[Task requirements]: Give only the number of lines in the listing below where the string "index" occurs.

------------------------

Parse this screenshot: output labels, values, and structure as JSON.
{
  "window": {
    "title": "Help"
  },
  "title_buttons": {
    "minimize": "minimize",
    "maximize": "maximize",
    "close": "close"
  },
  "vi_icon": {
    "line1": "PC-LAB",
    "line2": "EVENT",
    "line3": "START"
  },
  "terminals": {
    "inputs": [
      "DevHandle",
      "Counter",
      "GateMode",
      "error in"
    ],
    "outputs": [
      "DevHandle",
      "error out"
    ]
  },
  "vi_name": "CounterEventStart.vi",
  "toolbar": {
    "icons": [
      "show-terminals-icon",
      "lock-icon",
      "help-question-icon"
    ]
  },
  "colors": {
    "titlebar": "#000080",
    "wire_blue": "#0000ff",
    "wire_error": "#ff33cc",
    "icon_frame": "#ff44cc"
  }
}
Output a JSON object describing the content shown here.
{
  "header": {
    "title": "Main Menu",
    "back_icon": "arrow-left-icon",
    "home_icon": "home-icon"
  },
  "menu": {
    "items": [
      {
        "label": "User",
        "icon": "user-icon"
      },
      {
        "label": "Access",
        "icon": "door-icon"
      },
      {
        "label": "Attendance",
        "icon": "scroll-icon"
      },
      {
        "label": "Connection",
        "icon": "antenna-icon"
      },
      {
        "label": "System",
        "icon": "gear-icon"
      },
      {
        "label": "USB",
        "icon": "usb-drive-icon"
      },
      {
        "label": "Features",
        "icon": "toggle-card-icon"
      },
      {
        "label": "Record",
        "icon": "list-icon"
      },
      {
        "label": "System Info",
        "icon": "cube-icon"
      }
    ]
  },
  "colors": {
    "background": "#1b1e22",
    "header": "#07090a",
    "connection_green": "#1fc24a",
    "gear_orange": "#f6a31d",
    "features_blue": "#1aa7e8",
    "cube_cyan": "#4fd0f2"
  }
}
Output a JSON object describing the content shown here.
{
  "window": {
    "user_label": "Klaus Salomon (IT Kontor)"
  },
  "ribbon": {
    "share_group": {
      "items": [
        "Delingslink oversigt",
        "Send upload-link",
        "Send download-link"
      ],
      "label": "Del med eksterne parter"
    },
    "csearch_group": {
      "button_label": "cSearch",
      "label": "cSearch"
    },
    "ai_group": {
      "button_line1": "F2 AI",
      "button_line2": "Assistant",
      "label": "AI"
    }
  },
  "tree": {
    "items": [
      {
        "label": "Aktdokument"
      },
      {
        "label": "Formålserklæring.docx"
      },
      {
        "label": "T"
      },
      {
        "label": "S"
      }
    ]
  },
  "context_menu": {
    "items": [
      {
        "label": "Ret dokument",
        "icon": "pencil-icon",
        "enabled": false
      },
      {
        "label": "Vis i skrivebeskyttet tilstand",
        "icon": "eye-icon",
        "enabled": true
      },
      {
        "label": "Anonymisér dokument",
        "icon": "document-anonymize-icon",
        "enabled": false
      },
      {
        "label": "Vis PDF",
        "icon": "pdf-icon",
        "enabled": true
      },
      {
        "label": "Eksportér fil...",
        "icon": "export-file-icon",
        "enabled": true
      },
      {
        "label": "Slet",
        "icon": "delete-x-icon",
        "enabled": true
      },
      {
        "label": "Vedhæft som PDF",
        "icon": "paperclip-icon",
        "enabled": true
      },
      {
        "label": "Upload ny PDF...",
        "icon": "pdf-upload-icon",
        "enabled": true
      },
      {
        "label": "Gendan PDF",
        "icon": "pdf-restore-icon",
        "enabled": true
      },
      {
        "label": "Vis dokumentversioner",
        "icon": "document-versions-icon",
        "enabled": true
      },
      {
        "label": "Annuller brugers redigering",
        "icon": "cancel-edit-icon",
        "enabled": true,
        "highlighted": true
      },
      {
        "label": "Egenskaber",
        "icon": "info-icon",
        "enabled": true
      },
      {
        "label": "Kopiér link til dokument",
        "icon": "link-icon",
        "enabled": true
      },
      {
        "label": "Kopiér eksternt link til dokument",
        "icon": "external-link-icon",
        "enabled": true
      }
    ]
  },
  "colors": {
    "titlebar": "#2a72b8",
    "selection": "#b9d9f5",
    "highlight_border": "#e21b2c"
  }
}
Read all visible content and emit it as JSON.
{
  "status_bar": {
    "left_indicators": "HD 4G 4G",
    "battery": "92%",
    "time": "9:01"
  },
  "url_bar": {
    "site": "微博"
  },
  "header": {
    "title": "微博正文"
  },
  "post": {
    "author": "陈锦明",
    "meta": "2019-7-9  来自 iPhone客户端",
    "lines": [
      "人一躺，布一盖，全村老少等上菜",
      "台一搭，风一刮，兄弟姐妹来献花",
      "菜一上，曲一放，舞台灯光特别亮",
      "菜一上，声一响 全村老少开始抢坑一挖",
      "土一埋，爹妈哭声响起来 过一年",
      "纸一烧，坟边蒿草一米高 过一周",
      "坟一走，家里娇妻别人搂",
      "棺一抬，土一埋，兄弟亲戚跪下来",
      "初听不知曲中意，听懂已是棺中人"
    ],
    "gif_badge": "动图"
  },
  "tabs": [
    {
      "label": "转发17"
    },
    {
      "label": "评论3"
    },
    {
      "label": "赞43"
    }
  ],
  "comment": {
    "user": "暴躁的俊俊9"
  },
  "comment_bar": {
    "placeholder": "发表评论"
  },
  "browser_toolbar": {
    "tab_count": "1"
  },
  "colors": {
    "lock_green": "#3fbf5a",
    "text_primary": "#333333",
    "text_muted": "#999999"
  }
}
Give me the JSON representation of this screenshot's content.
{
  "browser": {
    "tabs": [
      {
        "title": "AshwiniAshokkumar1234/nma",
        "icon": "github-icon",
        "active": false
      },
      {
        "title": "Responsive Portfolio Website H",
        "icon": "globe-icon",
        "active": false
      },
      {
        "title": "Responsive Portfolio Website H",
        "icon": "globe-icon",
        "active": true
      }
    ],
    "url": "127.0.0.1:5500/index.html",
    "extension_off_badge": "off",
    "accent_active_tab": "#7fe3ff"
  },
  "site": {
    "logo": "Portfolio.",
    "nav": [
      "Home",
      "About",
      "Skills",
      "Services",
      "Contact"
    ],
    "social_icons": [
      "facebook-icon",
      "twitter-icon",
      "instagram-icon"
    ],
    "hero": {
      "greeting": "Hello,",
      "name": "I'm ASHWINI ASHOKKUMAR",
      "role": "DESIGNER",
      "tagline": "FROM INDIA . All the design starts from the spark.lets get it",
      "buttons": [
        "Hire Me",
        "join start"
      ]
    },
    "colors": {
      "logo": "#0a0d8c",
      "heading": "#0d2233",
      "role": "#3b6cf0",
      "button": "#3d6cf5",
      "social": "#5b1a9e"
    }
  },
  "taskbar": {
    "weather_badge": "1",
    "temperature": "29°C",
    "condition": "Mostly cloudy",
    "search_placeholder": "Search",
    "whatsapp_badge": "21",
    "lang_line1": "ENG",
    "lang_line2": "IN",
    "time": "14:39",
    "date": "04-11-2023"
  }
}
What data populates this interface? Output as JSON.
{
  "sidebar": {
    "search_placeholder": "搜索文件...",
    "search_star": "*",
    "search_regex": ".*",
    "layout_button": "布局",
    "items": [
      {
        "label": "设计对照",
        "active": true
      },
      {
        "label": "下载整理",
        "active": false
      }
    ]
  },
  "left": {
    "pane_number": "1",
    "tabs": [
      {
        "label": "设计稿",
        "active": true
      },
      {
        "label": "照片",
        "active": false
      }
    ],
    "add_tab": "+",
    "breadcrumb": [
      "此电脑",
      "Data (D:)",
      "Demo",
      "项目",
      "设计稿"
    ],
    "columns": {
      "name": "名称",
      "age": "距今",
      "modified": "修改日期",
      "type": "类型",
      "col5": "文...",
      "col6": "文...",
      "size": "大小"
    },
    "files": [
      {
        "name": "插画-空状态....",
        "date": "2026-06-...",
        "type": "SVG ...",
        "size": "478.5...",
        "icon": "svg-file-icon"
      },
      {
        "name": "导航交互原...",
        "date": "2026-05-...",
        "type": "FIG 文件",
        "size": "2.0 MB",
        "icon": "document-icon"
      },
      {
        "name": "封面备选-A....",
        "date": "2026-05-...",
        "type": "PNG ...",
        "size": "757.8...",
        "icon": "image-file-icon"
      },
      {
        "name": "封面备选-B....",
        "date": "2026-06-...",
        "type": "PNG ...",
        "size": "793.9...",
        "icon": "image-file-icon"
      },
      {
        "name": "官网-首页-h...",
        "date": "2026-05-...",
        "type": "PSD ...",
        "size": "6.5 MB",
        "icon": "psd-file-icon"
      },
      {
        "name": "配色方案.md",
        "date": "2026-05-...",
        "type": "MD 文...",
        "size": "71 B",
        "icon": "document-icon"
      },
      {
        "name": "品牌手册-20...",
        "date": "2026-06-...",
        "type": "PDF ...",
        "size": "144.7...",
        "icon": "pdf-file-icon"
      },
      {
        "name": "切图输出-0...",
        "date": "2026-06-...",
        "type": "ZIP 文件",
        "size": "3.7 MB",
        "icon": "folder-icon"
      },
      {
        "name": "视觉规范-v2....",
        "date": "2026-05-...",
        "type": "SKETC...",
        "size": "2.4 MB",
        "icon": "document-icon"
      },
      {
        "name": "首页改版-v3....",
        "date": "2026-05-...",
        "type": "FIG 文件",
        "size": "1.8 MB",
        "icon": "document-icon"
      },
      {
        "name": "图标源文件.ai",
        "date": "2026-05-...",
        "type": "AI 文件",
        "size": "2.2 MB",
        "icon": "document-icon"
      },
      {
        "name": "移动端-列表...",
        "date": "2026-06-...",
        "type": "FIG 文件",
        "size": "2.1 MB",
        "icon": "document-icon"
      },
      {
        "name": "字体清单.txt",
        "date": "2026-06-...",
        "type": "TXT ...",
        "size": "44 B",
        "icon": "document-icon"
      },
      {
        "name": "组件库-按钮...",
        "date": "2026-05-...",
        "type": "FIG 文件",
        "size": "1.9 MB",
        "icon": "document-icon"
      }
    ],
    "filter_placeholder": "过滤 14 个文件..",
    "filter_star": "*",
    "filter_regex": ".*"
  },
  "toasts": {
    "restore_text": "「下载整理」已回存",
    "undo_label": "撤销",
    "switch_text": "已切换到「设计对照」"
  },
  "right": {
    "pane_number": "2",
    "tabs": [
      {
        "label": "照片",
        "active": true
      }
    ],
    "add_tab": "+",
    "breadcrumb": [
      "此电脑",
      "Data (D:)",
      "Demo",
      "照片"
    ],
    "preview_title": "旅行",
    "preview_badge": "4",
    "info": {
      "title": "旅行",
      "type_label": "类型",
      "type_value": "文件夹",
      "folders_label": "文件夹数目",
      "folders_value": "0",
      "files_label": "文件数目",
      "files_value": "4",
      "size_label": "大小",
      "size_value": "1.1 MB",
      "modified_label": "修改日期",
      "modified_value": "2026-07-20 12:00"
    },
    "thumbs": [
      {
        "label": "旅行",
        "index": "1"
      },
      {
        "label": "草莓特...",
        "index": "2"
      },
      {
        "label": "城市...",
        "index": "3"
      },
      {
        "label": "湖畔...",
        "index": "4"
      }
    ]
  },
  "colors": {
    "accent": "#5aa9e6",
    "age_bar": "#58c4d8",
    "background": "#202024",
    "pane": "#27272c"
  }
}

------------------------

[Task response]: 5